* [Dataset records]

:::::

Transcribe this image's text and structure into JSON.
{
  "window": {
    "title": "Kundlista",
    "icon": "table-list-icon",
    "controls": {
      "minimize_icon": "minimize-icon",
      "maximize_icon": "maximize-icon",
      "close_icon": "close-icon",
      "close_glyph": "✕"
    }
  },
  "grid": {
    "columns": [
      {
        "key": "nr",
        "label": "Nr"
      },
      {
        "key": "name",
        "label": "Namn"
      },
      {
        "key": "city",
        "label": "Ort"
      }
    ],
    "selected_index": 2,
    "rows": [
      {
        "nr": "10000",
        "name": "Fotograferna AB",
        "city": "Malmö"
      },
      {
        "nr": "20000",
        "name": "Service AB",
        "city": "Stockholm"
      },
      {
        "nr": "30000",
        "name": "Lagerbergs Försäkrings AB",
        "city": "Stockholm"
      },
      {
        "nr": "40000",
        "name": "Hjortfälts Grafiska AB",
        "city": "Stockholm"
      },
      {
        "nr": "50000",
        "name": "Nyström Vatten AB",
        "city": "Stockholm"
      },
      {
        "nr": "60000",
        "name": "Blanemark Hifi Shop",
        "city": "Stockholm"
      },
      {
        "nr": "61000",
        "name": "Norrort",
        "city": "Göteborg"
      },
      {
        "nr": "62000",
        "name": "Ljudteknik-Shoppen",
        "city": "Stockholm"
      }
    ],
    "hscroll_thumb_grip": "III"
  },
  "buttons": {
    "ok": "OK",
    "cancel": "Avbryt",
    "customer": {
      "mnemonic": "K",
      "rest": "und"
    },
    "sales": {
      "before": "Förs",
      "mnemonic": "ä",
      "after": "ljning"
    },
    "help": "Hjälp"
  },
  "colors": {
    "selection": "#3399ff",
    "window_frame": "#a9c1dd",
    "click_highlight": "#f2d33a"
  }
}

:::::

* [Objective]
Each entry is to be returned in full, character for character.

* [Solution to the exercise]
Transcribe this image's text and structure into JSON.
{
  "window": {
    "title": "Kundlista",
    "icon": "table-list-icon",
    "controls": {
      "minimize_icon": "minimize-icon",
      "maximize_icon": "maximize-icon",
      "close_icon": "close-icon",
      "close_glyph": "✕"
    }
  },
  "grid": {
    "columns": [
      {
        "key": "nr",
        "label": "Nr"
      },
      {
        "key": "name",
        "label": "Namn"
      },
      {
        "key": "city",
        "label": "Ort"
      }
    ],
    "selected_index": 2,
    "rows": [
      {
        "nr": "10000",
        "name": "Fotograferna AB",
        "city": "Malmö"
      },
      {
        "nr": "20000",
        "name": "Service AB",
        "city": "Stockholm"
      },
      {
        "nr": "30000",
        "name": "Lagerbergs Försäkrings AB",
        "city": "Stockholm"
      },
      {
        "nr": "40000",
        "name": "Hjortfälts Grafiska AB",
        "city": "Stockholm"
      },
      {
        "nr": "50000",
        "name": "Nyström Vatten AB",
        "city": "Stockholm"
      },
      {
        "nr": "60000",
        "name": "Blanemark Hifi Shop",
        "city": "Stockholm"
      },
      {
        "nr": "61000",
        "name": "Norrort",
        "city": "Göteborg"
      },
      {
        "nr": "62000",
        "name": "Ljudteknik-Shoppen",
        "city": "Stockholm"
      }
    ],
    "hscroll_thumb_grip": "III"
  },
  "buttons": {
    "ok": "OK",
    "cancel": "Avbryt",
    "customer": {
      "mnemonic": "K",
      "rest": "und"
    },
    "sales": {
      "before": "Förs",
      "mnemonic": "ä",
      "after": "ljning"
    },
    "help": "Hjälp"
  },
  "colors": {
    "selection": "#3399ff",
    "window_frame": "#a9c1dd",
    "click_highlight": "#f2d33a"
  }
}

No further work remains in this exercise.